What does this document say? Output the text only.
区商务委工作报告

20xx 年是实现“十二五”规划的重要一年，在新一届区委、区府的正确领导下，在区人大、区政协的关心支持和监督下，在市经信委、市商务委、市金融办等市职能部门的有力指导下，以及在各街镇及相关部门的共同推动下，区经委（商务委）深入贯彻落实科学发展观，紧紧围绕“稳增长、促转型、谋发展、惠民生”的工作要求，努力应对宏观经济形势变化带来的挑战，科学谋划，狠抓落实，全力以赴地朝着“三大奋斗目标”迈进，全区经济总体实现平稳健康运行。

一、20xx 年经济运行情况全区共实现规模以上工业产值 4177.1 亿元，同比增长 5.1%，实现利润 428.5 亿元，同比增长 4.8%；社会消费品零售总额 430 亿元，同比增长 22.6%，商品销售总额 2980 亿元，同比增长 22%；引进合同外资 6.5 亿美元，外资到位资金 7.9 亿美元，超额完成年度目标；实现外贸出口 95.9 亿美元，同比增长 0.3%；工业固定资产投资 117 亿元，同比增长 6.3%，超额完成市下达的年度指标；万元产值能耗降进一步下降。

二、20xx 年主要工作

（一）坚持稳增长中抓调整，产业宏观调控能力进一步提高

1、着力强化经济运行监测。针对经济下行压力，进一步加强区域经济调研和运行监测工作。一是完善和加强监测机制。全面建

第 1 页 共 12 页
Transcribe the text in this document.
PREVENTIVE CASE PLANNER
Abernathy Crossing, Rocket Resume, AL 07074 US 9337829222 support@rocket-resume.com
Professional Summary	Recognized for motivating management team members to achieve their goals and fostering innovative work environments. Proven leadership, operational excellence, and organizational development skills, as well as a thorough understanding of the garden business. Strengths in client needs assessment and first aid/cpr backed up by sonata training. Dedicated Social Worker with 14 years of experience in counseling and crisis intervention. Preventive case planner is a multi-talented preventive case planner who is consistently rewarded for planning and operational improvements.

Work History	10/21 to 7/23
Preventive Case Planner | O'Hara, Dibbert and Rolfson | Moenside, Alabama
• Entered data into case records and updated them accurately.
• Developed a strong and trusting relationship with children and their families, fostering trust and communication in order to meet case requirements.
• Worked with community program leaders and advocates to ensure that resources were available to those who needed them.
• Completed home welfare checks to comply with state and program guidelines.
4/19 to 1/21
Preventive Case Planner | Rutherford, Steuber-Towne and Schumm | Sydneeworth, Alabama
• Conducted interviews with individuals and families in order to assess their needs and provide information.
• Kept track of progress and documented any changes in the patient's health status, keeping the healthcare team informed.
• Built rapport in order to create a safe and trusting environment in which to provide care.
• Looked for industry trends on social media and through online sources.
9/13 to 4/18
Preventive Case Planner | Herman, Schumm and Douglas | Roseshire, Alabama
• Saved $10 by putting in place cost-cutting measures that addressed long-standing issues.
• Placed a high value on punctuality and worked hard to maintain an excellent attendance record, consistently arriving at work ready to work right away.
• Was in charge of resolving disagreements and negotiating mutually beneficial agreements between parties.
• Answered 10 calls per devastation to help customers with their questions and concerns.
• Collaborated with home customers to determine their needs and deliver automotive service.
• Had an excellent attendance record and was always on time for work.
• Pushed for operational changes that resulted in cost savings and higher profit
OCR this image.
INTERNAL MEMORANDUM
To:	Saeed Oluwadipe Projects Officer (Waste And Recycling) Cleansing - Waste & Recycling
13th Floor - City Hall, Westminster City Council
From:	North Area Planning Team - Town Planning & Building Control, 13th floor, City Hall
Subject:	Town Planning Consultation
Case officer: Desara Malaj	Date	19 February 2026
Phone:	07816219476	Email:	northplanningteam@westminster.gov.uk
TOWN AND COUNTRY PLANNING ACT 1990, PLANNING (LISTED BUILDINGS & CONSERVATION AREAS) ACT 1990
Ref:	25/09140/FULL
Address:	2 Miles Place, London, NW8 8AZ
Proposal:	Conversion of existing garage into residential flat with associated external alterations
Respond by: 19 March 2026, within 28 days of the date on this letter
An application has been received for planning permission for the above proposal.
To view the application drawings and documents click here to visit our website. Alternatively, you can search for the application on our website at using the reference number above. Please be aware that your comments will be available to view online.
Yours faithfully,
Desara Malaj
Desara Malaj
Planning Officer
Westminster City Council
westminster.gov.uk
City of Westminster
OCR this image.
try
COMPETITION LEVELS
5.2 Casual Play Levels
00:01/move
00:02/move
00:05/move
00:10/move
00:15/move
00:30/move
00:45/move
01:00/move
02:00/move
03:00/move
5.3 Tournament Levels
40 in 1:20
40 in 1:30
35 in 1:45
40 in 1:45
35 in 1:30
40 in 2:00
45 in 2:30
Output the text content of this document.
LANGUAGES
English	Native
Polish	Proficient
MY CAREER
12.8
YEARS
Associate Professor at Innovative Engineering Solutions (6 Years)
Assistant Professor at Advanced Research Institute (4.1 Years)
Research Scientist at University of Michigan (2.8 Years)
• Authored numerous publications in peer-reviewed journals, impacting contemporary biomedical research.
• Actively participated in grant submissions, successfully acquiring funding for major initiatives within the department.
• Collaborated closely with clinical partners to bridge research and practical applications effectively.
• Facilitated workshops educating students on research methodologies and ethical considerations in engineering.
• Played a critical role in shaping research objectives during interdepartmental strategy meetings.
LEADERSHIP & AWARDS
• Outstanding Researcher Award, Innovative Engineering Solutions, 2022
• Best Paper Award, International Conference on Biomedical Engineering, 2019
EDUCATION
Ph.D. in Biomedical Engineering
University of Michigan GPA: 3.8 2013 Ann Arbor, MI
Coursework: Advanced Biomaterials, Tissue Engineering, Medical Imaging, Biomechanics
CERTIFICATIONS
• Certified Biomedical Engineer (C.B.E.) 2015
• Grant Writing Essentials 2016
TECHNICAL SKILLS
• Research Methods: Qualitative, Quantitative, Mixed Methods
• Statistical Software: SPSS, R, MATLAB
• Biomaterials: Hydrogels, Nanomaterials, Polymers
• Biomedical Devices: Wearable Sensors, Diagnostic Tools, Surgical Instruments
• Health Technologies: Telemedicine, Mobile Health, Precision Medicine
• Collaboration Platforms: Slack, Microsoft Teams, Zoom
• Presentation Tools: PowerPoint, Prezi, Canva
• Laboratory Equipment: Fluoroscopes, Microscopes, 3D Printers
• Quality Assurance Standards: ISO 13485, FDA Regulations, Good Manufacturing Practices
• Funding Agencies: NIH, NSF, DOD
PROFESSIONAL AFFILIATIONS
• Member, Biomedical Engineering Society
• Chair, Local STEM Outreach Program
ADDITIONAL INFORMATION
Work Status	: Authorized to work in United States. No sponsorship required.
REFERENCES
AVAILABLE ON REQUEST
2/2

==========

• **EXERCISE INSTRUCTIONS**
Scan the listing above. Collect all lines with the word "order".

• **RESULT**
• Developed a strong and trusting relationship with children and their families, fostering trust and communication in order to meet case requirements.
• Conducted interviews with individuals and families in order to assess their needs and provide information.
• Built rapport in order to create a safe and trusting environment in which to provide care.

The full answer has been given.